Copy out every record below exactly as written, but leave out any pictures.

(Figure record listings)
.....

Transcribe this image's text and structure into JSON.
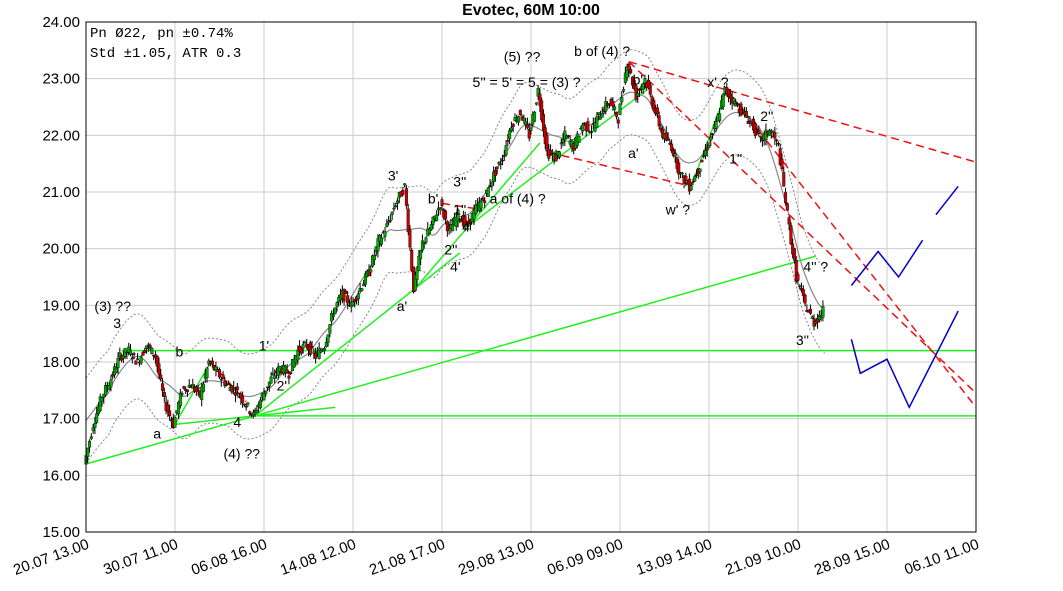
{
  "chart_data": {
    "type": "candlestick",
    "title": "Evotec, 60M 10:00",
    "info_lines": [
      "Pn  Ø22, pn ±0.74%",
      "Std ±1.05, ATR 0.3"
    ],
    "y_ticks": [
      "15.00",
      "16.00",
      "17.00",
      "18.00",
      "19.00",
      "20.00",
      "21.00",
      "22.00",
      "23.00",
      "24.00"
    ],
    "x_ticks": [
      "20.07 13.00",
      "30.07 11.00",
      "06.08 16.00",
      "14.08 12.00",
      "21.08 17.00",
      "29.08 13.00",
      "06.09 09.00",
      "13.09 14.00",
      "21.09 10.00",
      "28.09 15.00",
      "06.10 11.00"
    ],
    "ylim": [
      15,
      24
    ],
    "xlim": [
      0,
      100
    ],
    "grid": true,
    "price_path": [
      [
        0,
        16.2
      ],
      [
        1,
        16.9
      ],
      [
        2,
        17.4
      ],
      [
        3,
        17.7
      ],
      [
        4,
        18.1
      ],
      [
        5,
        18.2
      ],
      [
        6,
        18.0
      ],
      [
        7,
        18.3
      ],
      [
        8,
        18.1
      ],
      [
        9,
        17.3
      ],
      [
        10,
        16.9
      ],
      [
        11,
        17.5
      ],
      [
        12,
        17.6
      ],
      [
        13,
        17.4
      ],
      [
        14,
        18.0
      ],
      [
        15,
        17.8
      ],
      [
        16,
        17.6
      ],
      [
        17,
        17.5
      ],
      [
        18,
        17.3
      ],
      [
        19,
        17.05
      ],
      [
        20,
        17.4
      ],
      [
        21,
        17.7
      ],
      [
        22,
        17.9
      ],
      [
        23,
        17.8
      ],
      [
        24,
        18.2
      ],
      [
        25,
        18.3
      ],
      [
        26,
        18.1
      ],
      [
        27,
        18.3
      ],
      [
        28,
        18.9
      ],
      [
        29,
        19.2
      ],
      [
        30,
        19.0
      ],
      [
        31,
        19.3
      ],
      [
        32,
        19.6
      ],
      [
        33,
        20.1
      ],
      [
        34,
        20.4
      ],
      [
        35,
        20.8
      ],
      [
        36,
        21.1
      ],
      [
        37,
        19.3
      ],
      [
        38,
        20.1
      ],
      [
        39,
        20.4
      ],
      [
        40,
        20.8
      ],
      [
        41,
        20.3
      ],
      [
        42,
        20.6
      ],
      [
        43,
        20.4
      ],
      [
        44,
        20.7
      ],
      [
        45,
        20.9
      ],
      [
        46,
        21.3
      ],
      [
        47,
        21.6
      ],
      [
        48,
        22.2
      ],
      [
        49,
        22.4
      ],
      [
        50,
        22.0
      ],
      [
        51,
        22.8
      ],
      [
        52,
        21.7
      ],
      [
        53,
        21.6
      ],
      [
        54,
        22.0
      ],
      [
        55,
        21.8
      ],
      [
        56,
        22.2
      ],
      [
        57,
        22.1
      ],
      [
        58,
        22.4
      ],
      [
        59,
        22.6
      ],
      [
        60,
        22.3
      ],
      [
        61,
        23.3
      ],
      [
        62,
        22.7
      ],
      [
        63,
        23.0
      ],
      [
        64,
        22.5
      ],
      [
        65,
        22.0
      ],
      [
        66,
        21.8
      ],
      [
        67,
        21.3
      ],
      [
        68,
        21.1
      ],
      [
        69,
        21.4
      ],
      [
        70,
        21.8
      ],
      [
        71,
        22.2
      ],
      [
        72,
        22.8
      ],
      [
        73,
        22.6
      ],
      [
        74,
        22.4
      ],
      [
        75,
        22.2
      ],
      [
        76,
        21.9
      ],
      [
        77,
        22.1
      ],
      [
        78,
        21.8
      ],
      [
        79,
        20.6
      ],
      [
        80,
        19.5
      ],
      [
        81,
        19.0
      ],
      [
        82,
        18.7
      ],
      [
        83,
        18.9
      ]
    ],
    "forecast": [
      [
        [
          86,
          19.35
        ],
        [
          89,
          19.95
        ],
        [
          91.3,
          19.5
        ],
        [
          94,
          20.15
        ]
      ],
      [
        [
          95.5,
          20.6
        ],
        [
          98,
          21.1
        ]
      ],
      [
        [
          86,
          18.4
        ],
        [
          87,
          17.8
        ],
        [
          90,
          18.05
        ],
        [
          92.5,
          17.2
        ],
        [
          98,
          18.9
        ]
      ]
    ],
    "labels": [
      {
        "text": "(3) ??",
        "x": 3,
        "y": 18.9
      },
      {
        "text": "3",
        "x": 3.5,
        "y": 18.6
      },
      {
        "text": "a",
        "x": 8,
        "y": 16.65
      },
      {
        "text": "b",
        "x": 10.5,
        "y": 18.1
      },
      {
        "text": "4",
        "x": 17,
        "y": 16.85
      },
      {
        "text": "(4) ??",
        "x": 17.5,
        "y": 16.3
      },
      {
        "text": "1'",
        "x": 20,
        "y": 18.2
      },
      {
        "text": "2'",
        "x": 22,
        "y": 17.5
      },
      {
        "text": "3'",
        "x": 34.5,
        "y": 21.2
      },
      {
        "text": "a'",
        "x": 35.5,
        "y": 18.9
      },
      {
        "text": "b'",
        "x": 39,
        "y": 20.8
      },
      {
        "text": "3''",
        "x": 42,
        "y": 21.1
      },
      {
        "text": "1''",
        "x": 42,
        "y": 20.6
      },
      {
        "text": "4''",
        "x": 43,
        "y": 20.3
      },
      {
        "text": "2''",
        "x": 41,
        "y": 19.9
      },
      {
        "text": "4'",
        "x": 41.5,
        "y": 19.6
      },
      {
        "text": "a of (4) ?",
        "x": 48.5,
        "y": 20.8
      },
      {
        "text": "(5) ??",
        "x": 49,
        "y": 23.3
      },
      {
        "text": "5'' = 5' = 5 = (3) ?",
        "x": 49.5,
        "y": 22.85
      },
      {
        "text": "b of (4) ?",
        "x": 58,
        "y": 23.4
      },
      {
        "text": "b'",
        "x": 62,
        "y": 22.9
      },
      {
        "text": "a'",
        "x": 61.5,
        "y": 21.6
      },
      {
        "text": "w' ?",
        "x": 66.5,
        "y": 20.6
      },
      {
        "text": "x' ?",
        "x": 71,
        "y": 22.85
      },
      {
        "text": "2''",
        "x": 76.5,
        "y": 22.25
      },
      {
        "text": "1''",
        "x": 73,
        "y": 21.5
      },
      {
        "text": "4'' ?",
        "x": 82,
        "y": 19.6
      },
      {
        "text": "3''",
        "x": 80.5,
        "y": 18.3
      }
    ],
    "colors": {
      "candle_up": "#00aa00",
      "candle_down": "#cc0000",
      "trend": "#22ee22",
      "resistance": "#ee1111",
      "forecast": "#0000cc",
      "band": "#888888",
      "grid": "#cccccc"
    }
  }
}
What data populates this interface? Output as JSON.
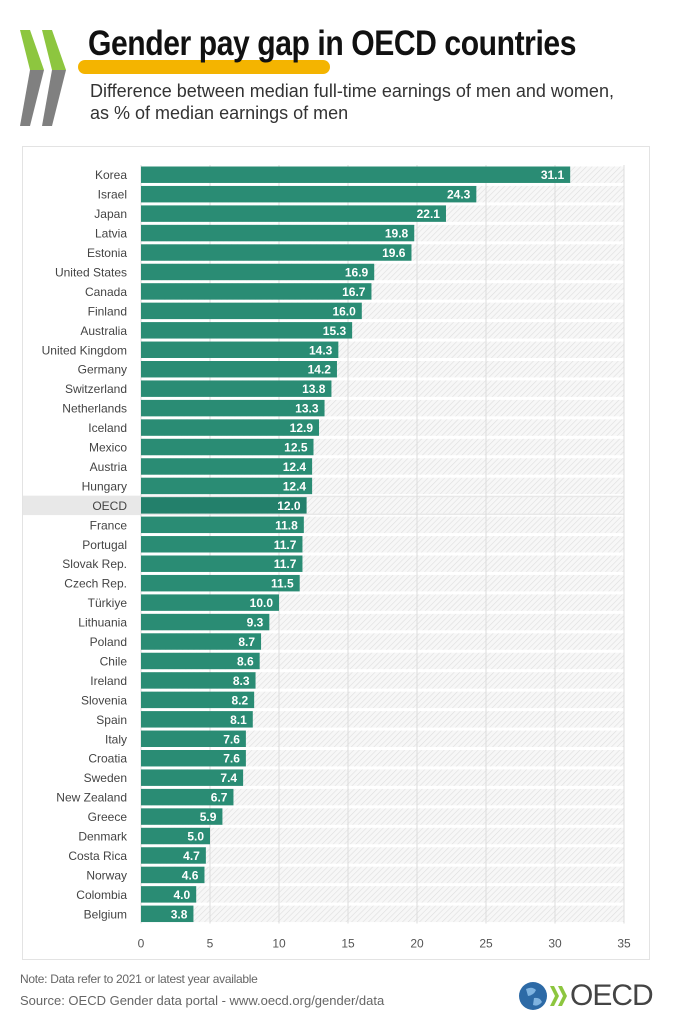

.....

SOLUTION TO THIS TASK
Transcribe this image's text and structure into JSON.
{
  "chart_data": {
    "type": "candlestick",
    "title": "Evotec, 60M 10:00",
    "info_lines": [
      "Pn  Ø22, pn ±0.74%",
      "Std ±1.05, ATR 0.3"
    ],
    "y_ticks": [
      "15.00",
      "16.00",
      "17.00",
      "18.00",
      "19.00",
      "20.00",
      "21.00",
      "22.00",
      "23.00",
      "24.00"
    ],
    "x_ticks": [
      "20.07 13.00",
      "30.07 11.00",
      "06.08 16.00",
      "14.08 12.00",
      "21.08 17.00",
      "29.08 13.00",
      "06.09 09.00",
      "13.09 14.00",
      "21.09 10.00",
      "28.09 15.00",
      "06.10 11.00"
    ],
    "ylim": [
      15,
      24
    ],
    "xlim": [
      0,
      100
    ],
    "grid": true,
    "price_path": [
      [
        0,
        16.2
      ],
      [
        1,
        16.9
      ],
      [
        2,
        17.4
      ],
      [
        3,
        17.7
      ],
      [
        4,
        18.1
      ],
      [
        5,
        18.2
      ],
      [
        6,
        18.0
      ],
      [
        7,
        18.3
      ],
      [
        8,
        18.1
      ],
      [
        9,
        17.3
      ],
      [
        10,
        16.9
      ],
      [
        11,
        17.5
      ],
      [
        12,
        17.6
      ],
      [
        13,
        17.4
      ],
      [
        14,
        18.0
      ],
      [
        15,
        17.8
      ],
      [
        16,
        17.6
      ],
      [
        17,
        17.5
      ],
      [
        18,
        17.3
      ],
      [
        19,
        17.05
      ],
      [
        20,
        17.4
      ],
      [
        21,
        17.7
      ],
      [
        22,
        17.9
      ],
      [
        23,
        17.8
      ],
      [
        24,
        18.2
      ],
      [
        25,
        18.3
      ],
      [
        26,
        18.1
      ],
      [
        27,
        18.3
      ],
      [
        28,
        18.9
      ],
      [
        29,
        19.2
      ],
      [
        30,
        19.0
      ],
      [
        31,
        19.3
      ],
      [
        32,
        19.6
      ],
      [
        33,
        20.1
      ],
      [
        34,
        20.4
      ],
      [
        35,
        20.8
      ],
      [
        36,
        21.1
      ],
      [
        37,
        19.3
      ],
      [
        38,
        20.1
      ],
      [
        39,
        20.4
      ],
      [
        40,
        20.8
      ],
      [
        41,
        20.3
      ],
      [
        42,
        20.6
      ],
      [
        43,
        20.4
      ],
      [
        44,
        20.7
      ],
      [
        45,
        20.9
      ],
      [
        46,
        21.3
      ],
      [
        47,
        21.6
      ],
      [
        48,
        22.2
      ],
      [
        49,
        22.4
      ],
      [
        50,
        22.0
      ],
      [
        51,
        22.8
      ],
      [
        52,
        21.7
      ],
      [
        53,
        21.6
      ],
      [
        54,
        22.0
      ],
      [
        55,
        21.8
      ],
      [
        56,
        22.2
      ],
      [
        57,
        22.1
      ],
      [
        58,
        22.4
      ],
      [
        59,
        22.6
      ],
      [
        60,
        22.3
      ],
      [
        61,
        23.3
      ],
      [
        62,
        22.7
      ],
      [
        63,
        23.0
      ],
      [
        64,
        22.5
      ],
      [
        65,
        22.0
      ],
      [
        66,
        21.8
      ],
      [
        67,
        21.3
      ],
      [
        68,
        21.1
      ],
      [
        69,
        21.4
      ],
      [
        70,
        21.8
      ],
      [
        71,
        22.2
      ],
      [
        72,
        22.8
      ],
      [
        73,
        22.6
      ],
      [
        74,
        22.4
      ],
      [
        75,
        22.2
      ],
      [
        76,
        21.9
      ],
      [
        77,
        22.1
      ],
      [
        78,
        21.8
      ],
      [
        79,
        20.6
      ],
      [
        80,
        19.5
      ],
      [
        81,
        19.0
      ],
      [
        82,
        18.7
      ],
      [
        83,
        18.9
      ]
    ],
    "forecast": [
      [
        [
          86,
          19.35
        ],
        [
          89,
          19.95
        ],
        [
          91.3,
          19.5
        ],
        [
          94,
          20.15
        ]
      ],
      [
        [
          95.5,
          20.6
        ],
        [
          98,
          21.1
        ]
      ],
      [
        [
          86,
          18.4
        ],
        [
          87,
          17.8
        ],
        [
          90,
          18.05
        ],
        [
          92.5,
          17.2
        ],
        [
          98,
          18.9
        ]
      ]
    ],
    "labels": [
      {
        "text": "(3) ??",
        "x": 3,
        "y": 18.9
      },
      {
        "text": "3",
        "x": 3.5,
        "y": 18.6
      },
      {
        "text": "a",
        "x": 8,
        "y": 16.65
      },
      {
        "text": "b",
        "x": 10.5,
        "y": 18.1
      },
      {
        "text": "4",
        "x": 17,
        "y": 16.85
      },
      {
        "text": "(4) ??",
        "x": 17.5,
        "y": 16.3
      },
      {
        "text": "1'",
        "x": 20,
        "y": 18.2
      },
      {
        "text": "2'",
        "x": 22,
        "y": 17.5
      },
      {
        "text": "3'",
        "x": 34.5,
        "y": 21.2
      },
      {
        "text": "a'",
        "x": 35.5,
        "y": 18.9
      },
      {
        "text": "b'",
        "x": 39,
        "y": 20.8
      },
      {
        "text": "3''",
        "x": 42,
        "y": 21.1
      },
      {
        "text": "1''",
        "x": 42,
        "y": 20.6
      },
      {
        "text": "4''",
        "x": 43,
        "y": 20.3
      },
      {
        "text": "2''",
        "x": 41,
        "y": 19.9
      },
      {
        "text": "4'",
        "x": 41.5,
        "y": 19.6
      },
      {
        "text": "a of (4) ?",
        "x": 48.5,
        "y": 20.8
      },
      {
        "text": "(5) ??",
        "x": 49,
        "y": 23.3
      },
      {
        "text": "5'' = 5' = 5 = (3) ?",
        "x": 49.5,
        "y": 22.85
      },
      {
        "text": "b of (4) ?",
        "x": 58,
        "y": 23.4
      },
      {
        "text": "b'",
        "x": 62,
        "y": 22.9
      },
      {
        "text": "a'",
        "x": 61.5,
        "y": 21.6
      },
      {
        "text": "w' ?",
        "x": 66.5,
        "y": 20.6
      },
      {
        "text": "x' ?",
        "x": 71,
        "y": 22.85
      },
      {
        "text": "2''",
        "x": 76.5,
        "y": 22.25
      },
      {
        "text": "1''",
        "x": 73,
        "y": 21.5
      },
      {
        "text": "4'' ?",
        "x": 82,
        "y": 19.6
      },
      {
        "text": "3''",
        "x": 80.5,
        "y": 18.3
      }
    ],
    "colors": {
      "candle_up": "#00aa00",
      "candle_down": "#cc0000",
      "trend": "#22ee22",
      "resistance": "#ee1111",
      "forecast": "#0000cc",
      "band": "#888888",
      "grid": "#cccccc"
    }
  }
}
What data populates this interface? Output as JSON.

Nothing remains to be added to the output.